• _Set problem_
Gather up the lines with the word "score" in them.

• _Available records_
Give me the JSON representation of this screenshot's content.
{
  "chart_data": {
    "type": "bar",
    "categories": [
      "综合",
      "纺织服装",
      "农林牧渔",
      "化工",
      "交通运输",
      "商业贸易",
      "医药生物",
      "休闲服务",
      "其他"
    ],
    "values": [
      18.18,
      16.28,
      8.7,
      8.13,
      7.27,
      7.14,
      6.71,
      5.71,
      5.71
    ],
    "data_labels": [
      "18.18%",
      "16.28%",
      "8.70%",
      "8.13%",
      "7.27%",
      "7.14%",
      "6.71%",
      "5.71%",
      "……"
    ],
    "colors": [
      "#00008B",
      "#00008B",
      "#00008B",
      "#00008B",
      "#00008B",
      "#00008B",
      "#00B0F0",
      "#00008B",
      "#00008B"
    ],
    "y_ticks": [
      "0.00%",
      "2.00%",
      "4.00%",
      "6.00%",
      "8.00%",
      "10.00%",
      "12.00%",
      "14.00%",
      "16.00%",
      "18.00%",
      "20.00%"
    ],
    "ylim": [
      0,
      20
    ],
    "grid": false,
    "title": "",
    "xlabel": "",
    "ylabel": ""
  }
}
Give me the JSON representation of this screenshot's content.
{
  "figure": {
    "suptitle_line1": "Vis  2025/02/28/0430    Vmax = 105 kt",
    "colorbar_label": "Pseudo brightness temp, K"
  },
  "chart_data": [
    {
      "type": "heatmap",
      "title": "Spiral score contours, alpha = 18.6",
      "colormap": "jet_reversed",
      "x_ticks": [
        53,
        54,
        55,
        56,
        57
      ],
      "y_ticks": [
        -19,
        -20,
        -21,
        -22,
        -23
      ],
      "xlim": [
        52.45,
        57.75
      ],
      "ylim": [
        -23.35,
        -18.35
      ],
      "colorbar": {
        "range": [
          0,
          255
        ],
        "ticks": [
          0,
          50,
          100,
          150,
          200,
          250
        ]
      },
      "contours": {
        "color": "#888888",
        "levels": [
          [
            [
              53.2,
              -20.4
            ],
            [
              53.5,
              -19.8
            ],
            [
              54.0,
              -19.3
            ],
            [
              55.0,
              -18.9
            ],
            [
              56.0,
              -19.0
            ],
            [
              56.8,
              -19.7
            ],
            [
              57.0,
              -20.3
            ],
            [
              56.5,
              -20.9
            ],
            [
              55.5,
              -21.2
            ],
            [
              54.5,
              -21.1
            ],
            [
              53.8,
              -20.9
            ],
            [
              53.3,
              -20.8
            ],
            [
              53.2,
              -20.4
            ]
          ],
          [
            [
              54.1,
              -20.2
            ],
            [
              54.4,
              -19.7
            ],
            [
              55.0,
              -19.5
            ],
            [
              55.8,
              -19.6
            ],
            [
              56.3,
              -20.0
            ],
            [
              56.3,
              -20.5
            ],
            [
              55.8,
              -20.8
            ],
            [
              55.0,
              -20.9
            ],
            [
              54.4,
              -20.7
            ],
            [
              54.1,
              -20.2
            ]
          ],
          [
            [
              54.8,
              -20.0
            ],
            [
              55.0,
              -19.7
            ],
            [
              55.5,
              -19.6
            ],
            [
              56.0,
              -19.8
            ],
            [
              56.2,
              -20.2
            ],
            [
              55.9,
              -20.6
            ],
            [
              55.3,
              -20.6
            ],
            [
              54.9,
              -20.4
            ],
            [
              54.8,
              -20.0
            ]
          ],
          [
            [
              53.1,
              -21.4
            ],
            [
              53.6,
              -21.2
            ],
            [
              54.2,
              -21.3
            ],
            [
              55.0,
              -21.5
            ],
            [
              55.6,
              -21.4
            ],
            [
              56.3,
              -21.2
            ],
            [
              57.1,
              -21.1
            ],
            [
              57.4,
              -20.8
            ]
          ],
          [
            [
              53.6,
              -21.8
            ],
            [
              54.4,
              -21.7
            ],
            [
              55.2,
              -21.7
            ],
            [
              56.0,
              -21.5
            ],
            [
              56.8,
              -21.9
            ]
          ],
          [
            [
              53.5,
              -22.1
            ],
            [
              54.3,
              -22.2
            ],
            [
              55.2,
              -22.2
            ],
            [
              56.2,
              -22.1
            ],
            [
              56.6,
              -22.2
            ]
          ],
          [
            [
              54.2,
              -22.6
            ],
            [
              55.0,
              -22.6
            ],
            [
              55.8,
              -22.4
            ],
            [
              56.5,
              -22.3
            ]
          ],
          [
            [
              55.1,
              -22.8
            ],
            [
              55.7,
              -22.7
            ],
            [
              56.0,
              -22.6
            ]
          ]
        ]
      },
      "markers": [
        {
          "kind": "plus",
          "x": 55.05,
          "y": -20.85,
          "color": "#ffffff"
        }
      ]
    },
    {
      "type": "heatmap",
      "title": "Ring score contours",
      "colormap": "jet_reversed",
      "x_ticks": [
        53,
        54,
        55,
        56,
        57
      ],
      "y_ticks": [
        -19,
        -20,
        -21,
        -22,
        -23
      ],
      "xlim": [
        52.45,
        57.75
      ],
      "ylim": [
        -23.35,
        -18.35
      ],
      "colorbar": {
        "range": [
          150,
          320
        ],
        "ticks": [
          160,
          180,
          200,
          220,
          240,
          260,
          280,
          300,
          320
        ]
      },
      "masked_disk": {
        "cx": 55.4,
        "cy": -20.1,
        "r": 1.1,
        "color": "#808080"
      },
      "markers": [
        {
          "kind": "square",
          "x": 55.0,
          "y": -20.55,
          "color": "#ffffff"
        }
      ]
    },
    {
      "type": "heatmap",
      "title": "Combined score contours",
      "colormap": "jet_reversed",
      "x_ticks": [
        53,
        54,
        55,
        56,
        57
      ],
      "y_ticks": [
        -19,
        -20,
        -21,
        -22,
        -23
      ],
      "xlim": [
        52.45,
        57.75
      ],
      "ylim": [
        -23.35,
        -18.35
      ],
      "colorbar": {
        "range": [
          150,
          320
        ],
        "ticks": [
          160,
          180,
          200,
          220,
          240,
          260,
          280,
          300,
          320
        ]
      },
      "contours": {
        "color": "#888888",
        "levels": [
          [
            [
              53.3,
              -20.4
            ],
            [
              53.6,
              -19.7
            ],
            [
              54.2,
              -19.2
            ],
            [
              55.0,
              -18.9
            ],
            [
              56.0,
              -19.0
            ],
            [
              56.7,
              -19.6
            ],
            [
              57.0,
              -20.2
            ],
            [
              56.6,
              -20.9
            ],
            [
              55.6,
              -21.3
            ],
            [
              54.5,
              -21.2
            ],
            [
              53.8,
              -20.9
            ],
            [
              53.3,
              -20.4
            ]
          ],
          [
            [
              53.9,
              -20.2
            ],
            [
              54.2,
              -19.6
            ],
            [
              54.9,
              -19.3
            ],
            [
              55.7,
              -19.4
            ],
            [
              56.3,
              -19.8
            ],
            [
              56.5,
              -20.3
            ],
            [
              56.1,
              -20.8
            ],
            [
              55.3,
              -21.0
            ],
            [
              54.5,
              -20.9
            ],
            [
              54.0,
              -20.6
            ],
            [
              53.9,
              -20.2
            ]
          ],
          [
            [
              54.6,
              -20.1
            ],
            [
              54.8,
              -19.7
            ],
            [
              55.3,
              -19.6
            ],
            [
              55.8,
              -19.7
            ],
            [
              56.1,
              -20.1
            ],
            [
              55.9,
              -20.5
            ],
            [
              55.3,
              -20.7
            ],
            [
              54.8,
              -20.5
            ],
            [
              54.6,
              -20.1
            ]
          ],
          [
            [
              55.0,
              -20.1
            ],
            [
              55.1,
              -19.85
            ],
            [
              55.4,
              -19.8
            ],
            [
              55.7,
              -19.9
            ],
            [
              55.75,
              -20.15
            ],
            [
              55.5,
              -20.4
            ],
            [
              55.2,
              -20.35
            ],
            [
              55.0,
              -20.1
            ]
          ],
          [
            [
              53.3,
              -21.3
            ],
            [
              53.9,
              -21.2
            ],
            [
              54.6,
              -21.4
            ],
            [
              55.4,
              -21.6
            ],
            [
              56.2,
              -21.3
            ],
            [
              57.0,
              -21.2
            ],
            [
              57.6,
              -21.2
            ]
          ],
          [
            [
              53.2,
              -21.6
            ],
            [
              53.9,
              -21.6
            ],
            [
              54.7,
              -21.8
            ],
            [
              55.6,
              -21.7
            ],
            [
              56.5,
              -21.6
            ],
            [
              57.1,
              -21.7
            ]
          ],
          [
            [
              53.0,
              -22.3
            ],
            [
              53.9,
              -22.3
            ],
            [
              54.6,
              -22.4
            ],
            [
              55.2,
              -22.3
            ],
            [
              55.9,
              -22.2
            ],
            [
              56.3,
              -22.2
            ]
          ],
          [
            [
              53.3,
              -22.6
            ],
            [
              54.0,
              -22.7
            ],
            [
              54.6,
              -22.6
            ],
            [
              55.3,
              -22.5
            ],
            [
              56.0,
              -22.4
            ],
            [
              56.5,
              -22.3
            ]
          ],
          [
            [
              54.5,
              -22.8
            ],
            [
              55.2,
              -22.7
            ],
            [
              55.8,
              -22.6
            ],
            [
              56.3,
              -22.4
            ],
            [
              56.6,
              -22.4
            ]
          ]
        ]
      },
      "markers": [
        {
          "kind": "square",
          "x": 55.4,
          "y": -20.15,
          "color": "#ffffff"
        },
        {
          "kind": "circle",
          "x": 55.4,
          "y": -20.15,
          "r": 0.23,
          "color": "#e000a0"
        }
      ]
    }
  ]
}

• _Correct output_
      "title": "Spiral score contours, alpha = 18.6",
      "title": "Ring score contours",
      "title": "Combined score contours",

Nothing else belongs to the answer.